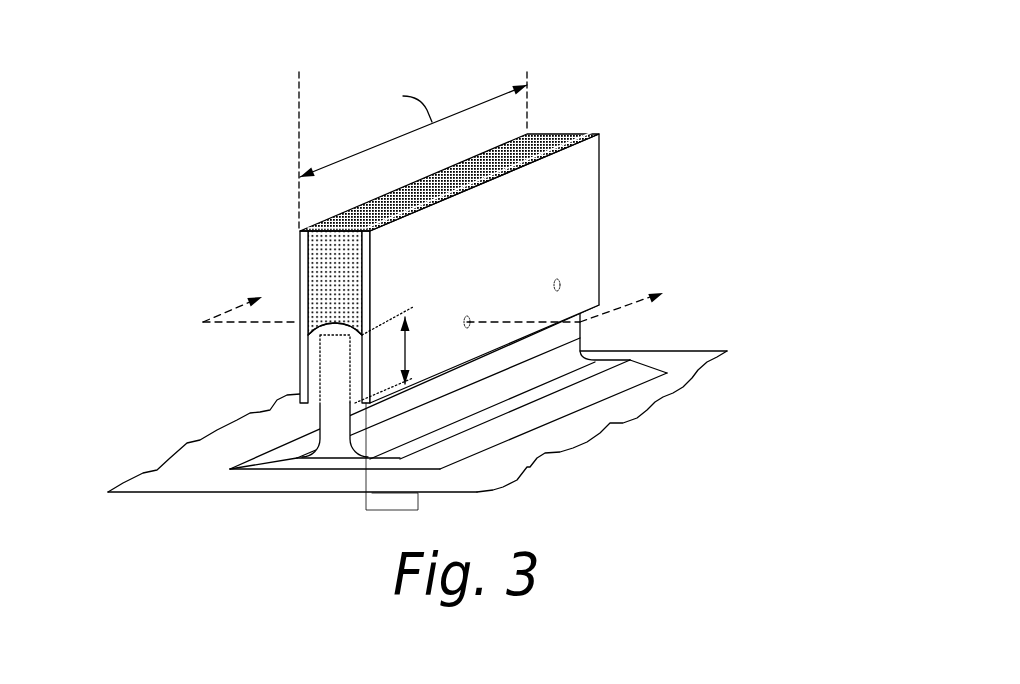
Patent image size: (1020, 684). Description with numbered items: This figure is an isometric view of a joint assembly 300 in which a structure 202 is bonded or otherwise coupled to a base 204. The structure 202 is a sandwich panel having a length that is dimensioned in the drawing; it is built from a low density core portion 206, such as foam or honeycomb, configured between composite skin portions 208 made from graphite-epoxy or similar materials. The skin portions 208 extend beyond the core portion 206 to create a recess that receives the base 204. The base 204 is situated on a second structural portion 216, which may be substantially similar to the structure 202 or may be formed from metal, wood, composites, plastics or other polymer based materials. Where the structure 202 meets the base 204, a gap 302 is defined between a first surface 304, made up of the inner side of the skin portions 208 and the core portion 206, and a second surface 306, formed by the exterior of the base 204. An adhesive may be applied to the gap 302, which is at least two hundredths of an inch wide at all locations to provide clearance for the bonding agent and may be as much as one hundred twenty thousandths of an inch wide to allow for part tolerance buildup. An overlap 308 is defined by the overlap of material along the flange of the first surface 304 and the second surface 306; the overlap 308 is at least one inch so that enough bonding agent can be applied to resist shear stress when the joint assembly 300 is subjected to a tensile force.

The joint assembly 300 is at (181, 83).
The structure 202 is at (608, 117).
The base 204 is at (620, 337).
The core portion 206 is at (563, 132).
The skin portions 208 is at (298, 277).
The second structural portion 216 is at (708, 351).
The gap 302 is at (300, 348).
The first surface 304 is at (355, 378).
The second surface 306 is at (310, 373).
The overlap 308 is at (405, 348).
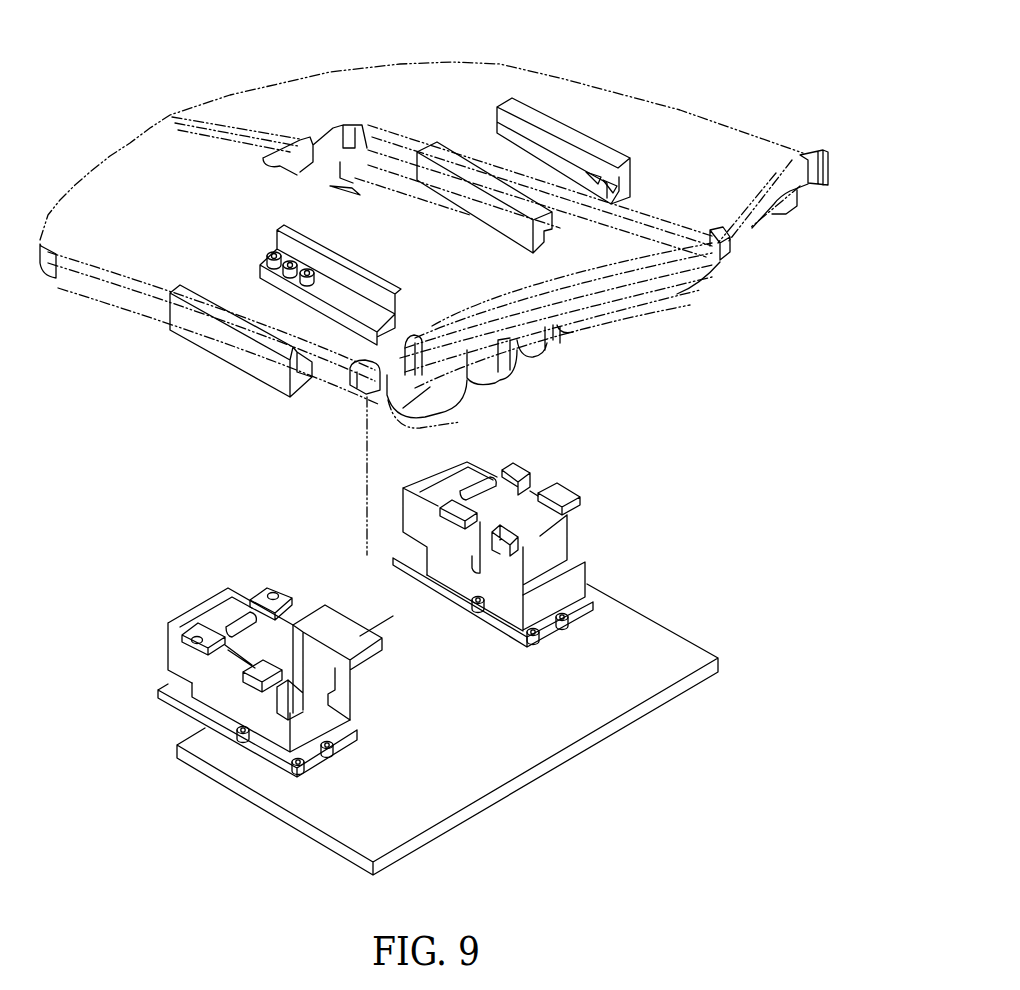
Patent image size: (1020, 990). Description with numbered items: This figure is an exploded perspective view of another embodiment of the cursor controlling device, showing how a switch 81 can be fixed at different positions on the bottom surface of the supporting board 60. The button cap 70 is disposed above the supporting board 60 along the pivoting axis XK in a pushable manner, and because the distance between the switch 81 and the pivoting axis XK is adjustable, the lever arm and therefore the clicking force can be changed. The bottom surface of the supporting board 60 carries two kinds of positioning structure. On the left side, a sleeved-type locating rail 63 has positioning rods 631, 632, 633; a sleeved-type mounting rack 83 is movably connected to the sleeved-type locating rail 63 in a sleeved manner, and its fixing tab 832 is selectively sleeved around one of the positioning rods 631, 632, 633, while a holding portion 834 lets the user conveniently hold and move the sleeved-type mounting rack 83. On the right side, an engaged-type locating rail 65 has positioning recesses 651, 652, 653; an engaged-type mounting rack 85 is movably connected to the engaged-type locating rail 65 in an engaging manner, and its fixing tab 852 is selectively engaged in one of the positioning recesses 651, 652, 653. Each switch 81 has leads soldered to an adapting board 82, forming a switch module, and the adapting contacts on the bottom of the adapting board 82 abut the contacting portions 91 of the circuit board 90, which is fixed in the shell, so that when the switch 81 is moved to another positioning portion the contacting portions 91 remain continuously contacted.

The supporting board 60 is at (655, 320).
The button cap 70 is at (737, 110).
The sleeved-type locating rail 63 is at (327, 307).
The positioning rod 631 is at (272, 252).
The positioning rod 632 is at (291, 262).
The positioning rod 633 is at (308, 270).
The engaged-type locating rail 65 is at (544, 126).
The positioning recess 651 is at (587, 173).
The positioning recess 652 is at (597, 180).
The positioning recess 653 is at (607, 187).
The pivoting axis XK is at (450, 423).
The switch 81 is at (222, 617).
The adapting board 82 is at (227, 730).
The sleeved-type mounting rack 83 is at (217, 697).
The fixing tab 832 is at (262, 592).
The holding portion 834 is at (332, 630).
The engaged-type mounting rack 85 is at (572, 578).
The fixing tab 852 is at (553, 493).
The circuit board 90 is at (685, 630).
The contacting portion 91 is at (310, 770).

ENUNCIADO:
Extraia e copie sem nenhuma alteração as linhas dos registros, começando pela primeira e seguindo até a linha que contém "The overlap 308 is at (405, 348).", incluindo as duas pontas. Deixe as imagens fora da resposta.

SOLUÇÃO DA TAREFA:
Patent image size: (1020, 684). Description with numbered items: This figure is an isometric view of a joint assembly 300 in which a structure 202 is bonded or otherwise coupled to a base 204. The structure 202 is a sandwich panel having a length that is dimensioned in the drawing; it is built from a low density core portion 206, such as foam or honeycomb, configured between composite skin portions 208 made from graphite-epoxy or similar materials. The skin portions 208 extend beyond the core portion 206 to create a recess that receives the base 204. The base 204 is situated on a second structural portion 216, which may be substantially similar to the structure 202 or may be formed from metal, wood, composites, plastics or other polymer based materials. Where the structure 202 meets the base 204, a gap 302 is defined between a first surface 304, made up of the inner side of the skin portions 208 and the core portion 206, and a second surface 306, formed by the exterior of the base 204. An adhesive may be applied to the gap 302, which is at least two hundredths of an inch wide at all locations to provide clearance for the bonding agent and may be as much as one hundred twenty thousandths of an inch wide to allow for part tolerance buildup. An overlap 308 is defined by the overlap of material along the flange of the first surface 304 and the second surface 306; the overlap 308 is at least one inch so that enough bonding agent can be applied to resist shear stress when the joint assembly 300 is subjected to a tensile force.

The joint assembly 300 is at (181, 83).
The structure 202 is at (608, 117).
The base 204 is at (620, 337).
The core portion 206 is at (563, 132).
The skin portions 208 is at (298, 277).
The second structural portion 216 is at (708, 351).
The gap 302 is at (300, 348).
The first surface 304 is at (355, 378).
The second surface 306 is at (310, 373).
The overlap 308 is at (405, 348).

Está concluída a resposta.